Start Task data

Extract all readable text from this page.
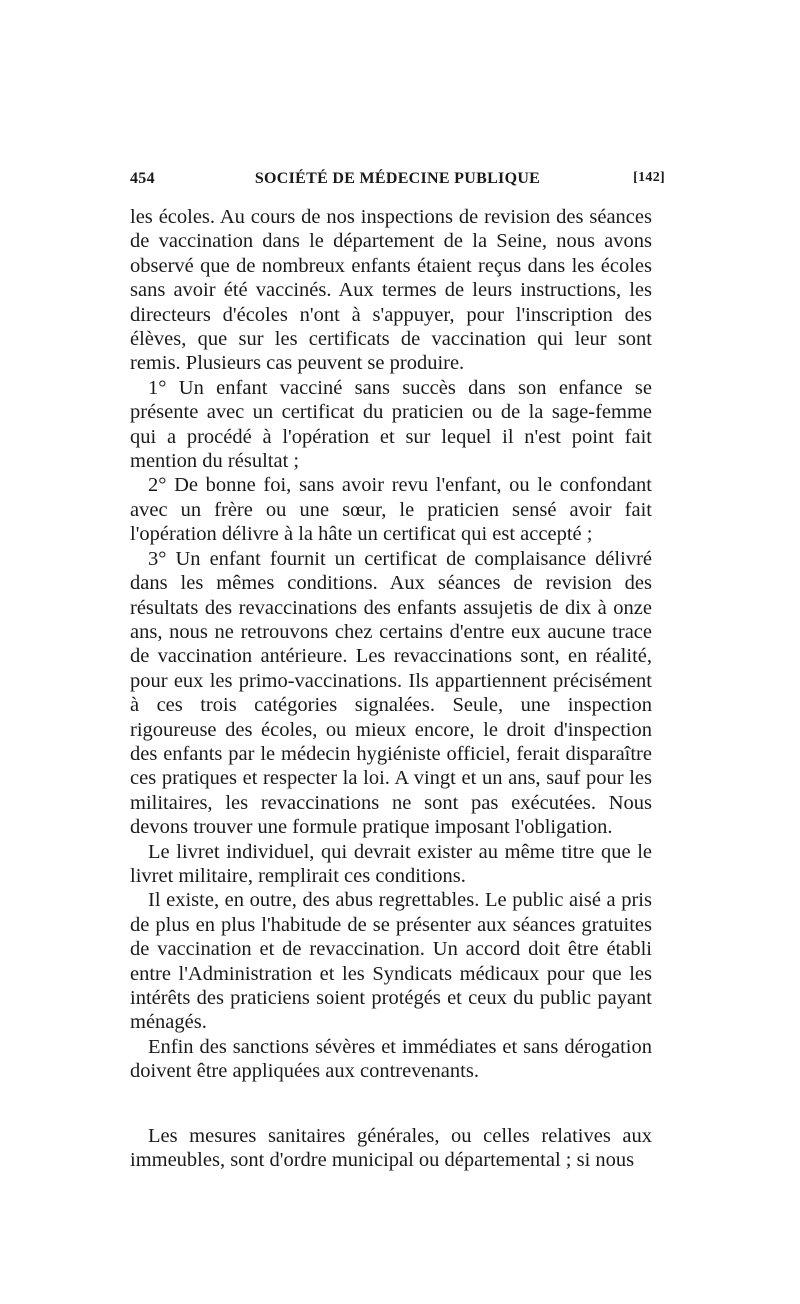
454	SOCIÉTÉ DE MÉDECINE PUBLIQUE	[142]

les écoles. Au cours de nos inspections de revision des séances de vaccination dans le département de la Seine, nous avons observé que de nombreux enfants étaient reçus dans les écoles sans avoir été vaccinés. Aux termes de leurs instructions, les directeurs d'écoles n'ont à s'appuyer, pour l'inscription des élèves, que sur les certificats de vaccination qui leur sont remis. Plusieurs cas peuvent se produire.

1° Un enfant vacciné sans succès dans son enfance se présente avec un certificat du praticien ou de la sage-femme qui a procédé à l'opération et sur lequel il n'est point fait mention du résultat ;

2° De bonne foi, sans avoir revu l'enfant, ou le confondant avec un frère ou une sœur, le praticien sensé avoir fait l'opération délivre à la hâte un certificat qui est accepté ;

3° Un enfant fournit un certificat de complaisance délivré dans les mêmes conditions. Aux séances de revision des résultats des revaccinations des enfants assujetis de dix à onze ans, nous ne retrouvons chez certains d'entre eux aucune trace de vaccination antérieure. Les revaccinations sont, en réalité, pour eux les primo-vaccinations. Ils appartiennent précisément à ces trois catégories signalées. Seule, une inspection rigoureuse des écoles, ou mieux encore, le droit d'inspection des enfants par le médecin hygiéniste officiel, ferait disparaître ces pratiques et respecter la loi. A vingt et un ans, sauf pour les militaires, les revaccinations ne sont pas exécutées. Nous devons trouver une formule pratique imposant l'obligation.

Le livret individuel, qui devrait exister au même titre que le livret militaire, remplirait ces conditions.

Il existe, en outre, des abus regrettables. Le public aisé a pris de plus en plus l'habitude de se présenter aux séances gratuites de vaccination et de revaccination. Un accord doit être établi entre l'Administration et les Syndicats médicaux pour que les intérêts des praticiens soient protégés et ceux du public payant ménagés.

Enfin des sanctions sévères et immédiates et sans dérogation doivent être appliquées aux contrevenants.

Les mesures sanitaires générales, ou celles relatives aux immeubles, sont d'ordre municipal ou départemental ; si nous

End Task data
Start Task data

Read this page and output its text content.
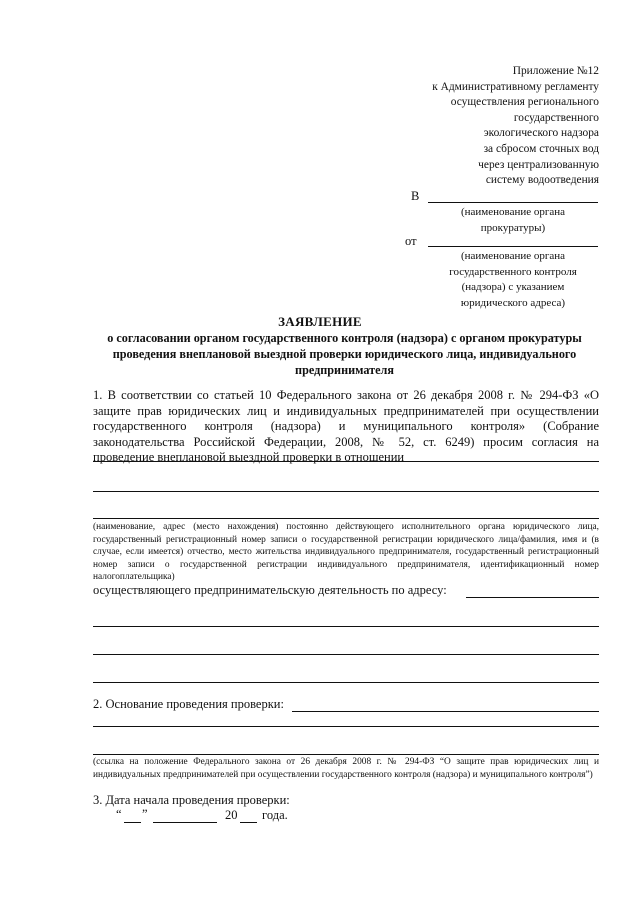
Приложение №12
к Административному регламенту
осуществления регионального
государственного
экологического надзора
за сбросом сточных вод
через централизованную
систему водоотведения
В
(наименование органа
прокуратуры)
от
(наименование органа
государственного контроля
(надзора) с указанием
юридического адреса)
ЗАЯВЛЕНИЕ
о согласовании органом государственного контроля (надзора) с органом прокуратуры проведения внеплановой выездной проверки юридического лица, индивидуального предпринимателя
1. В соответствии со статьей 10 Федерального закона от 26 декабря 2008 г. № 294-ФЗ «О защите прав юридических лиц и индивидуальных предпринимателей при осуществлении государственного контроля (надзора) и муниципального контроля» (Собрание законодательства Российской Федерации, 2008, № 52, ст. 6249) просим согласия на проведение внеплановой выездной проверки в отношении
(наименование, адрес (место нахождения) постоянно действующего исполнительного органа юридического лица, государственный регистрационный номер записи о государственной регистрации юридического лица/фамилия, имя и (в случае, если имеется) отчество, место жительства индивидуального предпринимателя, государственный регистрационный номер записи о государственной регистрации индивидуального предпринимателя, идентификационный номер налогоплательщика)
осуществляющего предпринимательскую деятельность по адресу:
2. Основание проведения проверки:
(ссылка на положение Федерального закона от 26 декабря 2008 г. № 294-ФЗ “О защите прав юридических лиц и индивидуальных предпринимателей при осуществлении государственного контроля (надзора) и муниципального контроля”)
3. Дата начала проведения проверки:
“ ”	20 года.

End Task data
Start Task data

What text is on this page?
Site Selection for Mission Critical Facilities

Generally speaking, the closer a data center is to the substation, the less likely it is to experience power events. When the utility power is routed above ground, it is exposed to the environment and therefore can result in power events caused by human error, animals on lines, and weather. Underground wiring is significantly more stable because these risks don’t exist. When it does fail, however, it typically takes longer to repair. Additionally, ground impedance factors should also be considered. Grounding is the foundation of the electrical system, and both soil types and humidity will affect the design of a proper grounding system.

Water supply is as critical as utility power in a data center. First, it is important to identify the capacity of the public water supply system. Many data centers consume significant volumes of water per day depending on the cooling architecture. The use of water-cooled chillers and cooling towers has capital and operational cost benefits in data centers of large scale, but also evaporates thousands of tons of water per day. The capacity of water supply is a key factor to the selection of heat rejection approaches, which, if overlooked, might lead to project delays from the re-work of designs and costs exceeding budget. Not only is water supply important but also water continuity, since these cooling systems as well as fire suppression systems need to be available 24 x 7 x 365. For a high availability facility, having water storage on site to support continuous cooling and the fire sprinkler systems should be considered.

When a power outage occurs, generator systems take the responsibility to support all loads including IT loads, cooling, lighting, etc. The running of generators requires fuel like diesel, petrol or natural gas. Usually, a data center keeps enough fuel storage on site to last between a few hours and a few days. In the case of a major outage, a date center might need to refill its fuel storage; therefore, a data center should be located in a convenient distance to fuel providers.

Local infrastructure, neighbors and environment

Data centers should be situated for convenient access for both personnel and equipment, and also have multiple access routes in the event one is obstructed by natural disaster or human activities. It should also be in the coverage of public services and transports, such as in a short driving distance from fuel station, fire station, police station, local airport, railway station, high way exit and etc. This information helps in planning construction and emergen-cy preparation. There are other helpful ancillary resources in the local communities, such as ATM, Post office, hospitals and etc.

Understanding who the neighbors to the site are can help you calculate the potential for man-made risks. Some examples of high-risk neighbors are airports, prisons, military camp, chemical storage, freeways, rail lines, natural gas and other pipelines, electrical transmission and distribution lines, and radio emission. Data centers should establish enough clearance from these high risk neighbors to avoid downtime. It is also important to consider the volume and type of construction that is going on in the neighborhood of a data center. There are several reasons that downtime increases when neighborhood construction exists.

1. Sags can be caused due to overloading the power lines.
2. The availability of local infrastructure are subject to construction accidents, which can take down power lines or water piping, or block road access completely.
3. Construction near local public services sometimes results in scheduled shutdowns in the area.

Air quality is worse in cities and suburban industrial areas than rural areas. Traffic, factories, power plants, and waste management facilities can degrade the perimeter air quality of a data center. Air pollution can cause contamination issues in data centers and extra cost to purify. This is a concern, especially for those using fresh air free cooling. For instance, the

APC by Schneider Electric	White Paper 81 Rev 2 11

End Task data

- Problem statement
Collect the lines that hold "проведения".

- Problem solution
о согласовании органом государственного контроля (надзора) с органом прокуратуры проведения внеплановой выездной проверки юридического лица, индивидуального предпринимателя
2. Основание проведения проверки:
3. Дата начала проведения проверки:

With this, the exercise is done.